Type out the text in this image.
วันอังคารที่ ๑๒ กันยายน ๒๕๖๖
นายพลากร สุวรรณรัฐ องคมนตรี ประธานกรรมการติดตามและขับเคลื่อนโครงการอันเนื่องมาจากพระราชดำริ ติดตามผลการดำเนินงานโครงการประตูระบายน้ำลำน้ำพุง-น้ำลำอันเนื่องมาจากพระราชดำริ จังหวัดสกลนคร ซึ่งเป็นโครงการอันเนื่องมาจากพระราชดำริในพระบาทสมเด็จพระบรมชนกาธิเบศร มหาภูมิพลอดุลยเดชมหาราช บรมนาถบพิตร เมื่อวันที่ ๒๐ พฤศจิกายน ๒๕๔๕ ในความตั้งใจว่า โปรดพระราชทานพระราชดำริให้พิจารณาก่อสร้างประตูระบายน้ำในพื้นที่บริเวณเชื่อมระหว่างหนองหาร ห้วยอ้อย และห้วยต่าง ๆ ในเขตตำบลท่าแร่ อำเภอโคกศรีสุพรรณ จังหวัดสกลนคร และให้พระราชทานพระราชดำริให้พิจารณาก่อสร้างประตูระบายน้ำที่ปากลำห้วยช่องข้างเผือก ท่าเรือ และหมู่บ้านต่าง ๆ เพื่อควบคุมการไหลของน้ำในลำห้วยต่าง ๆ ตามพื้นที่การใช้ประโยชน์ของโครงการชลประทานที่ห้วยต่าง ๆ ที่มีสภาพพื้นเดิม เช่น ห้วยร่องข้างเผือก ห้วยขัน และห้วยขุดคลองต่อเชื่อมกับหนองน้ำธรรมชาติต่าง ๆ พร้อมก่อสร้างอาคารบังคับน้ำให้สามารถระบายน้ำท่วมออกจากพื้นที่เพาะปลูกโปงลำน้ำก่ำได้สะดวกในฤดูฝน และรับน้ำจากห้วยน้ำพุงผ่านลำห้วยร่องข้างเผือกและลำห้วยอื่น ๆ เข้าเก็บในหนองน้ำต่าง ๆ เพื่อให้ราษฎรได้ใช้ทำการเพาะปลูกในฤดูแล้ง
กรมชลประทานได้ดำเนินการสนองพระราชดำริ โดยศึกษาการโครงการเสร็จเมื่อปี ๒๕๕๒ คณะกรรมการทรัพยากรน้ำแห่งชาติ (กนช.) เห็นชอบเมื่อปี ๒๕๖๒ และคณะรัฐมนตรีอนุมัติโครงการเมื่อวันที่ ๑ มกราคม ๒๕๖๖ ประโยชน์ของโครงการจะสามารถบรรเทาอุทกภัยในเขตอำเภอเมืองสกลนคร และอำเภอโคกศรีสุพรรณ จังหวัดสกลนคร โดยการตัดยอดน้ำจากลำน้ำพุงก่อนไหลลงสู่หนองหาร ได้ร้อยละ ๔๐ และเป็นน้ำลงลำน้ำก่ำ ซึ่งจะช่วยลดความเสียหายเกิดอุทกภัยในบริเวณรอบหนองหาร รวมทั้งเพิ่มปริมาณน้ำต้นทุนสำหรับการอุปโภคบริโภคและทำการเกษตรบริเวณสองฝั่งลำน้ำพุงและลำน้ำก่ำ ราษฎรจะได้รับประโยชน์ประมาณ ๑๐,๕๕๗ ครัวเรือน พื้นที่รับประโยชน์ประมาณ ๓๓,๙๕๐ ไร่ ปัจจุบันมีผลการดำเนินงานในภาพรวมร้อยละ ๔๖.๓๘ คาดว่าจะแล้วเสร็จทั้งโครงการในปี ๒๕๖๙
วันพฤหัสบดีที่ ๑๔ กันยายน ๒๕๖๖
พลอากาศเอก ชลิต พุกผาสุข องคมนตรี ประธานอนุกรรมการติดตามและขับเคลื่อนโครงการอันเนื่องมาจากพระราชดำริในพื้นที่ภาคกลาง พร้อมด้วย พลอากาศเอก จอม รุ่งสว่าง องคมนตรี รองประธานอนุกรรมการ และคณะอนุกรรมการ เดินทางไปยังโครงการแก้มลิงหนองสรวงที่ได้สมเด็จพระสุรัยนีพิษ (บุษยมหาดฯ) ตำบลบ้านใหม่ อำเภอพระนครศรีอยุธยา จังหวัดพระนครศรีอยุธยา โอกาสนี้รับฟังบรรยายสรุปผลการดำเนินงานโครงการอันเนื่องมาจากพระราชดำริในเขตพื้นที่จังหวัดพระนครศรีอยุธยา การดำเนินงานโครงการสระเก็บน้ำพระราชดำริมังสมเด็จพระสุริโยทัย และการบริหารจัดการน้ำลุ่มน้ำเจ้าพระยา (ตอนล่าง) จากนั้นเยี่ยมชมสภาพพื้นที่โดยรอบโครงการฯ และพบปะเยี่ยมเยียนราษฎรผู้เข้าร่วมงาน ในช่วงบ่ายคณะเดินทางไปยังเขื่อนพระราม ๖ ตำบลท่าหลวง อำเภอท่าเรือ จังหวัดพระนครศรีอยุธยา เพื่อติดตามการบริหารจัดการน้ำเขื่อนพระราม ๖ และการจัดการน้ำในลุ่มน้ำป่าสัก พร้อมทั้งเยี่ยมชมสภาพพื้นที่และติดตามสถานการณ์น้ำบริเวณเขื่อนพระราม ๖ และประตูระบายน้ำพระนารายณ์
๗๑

⁂

Report all lines of the data above that include the string "นยายน".

Task output:
วันอังคารที่ ๑๒ กันยายน ๒๕๖๖
วันพฤหัสบดีที่ ๑๔ กันยายน ๒๕๖๖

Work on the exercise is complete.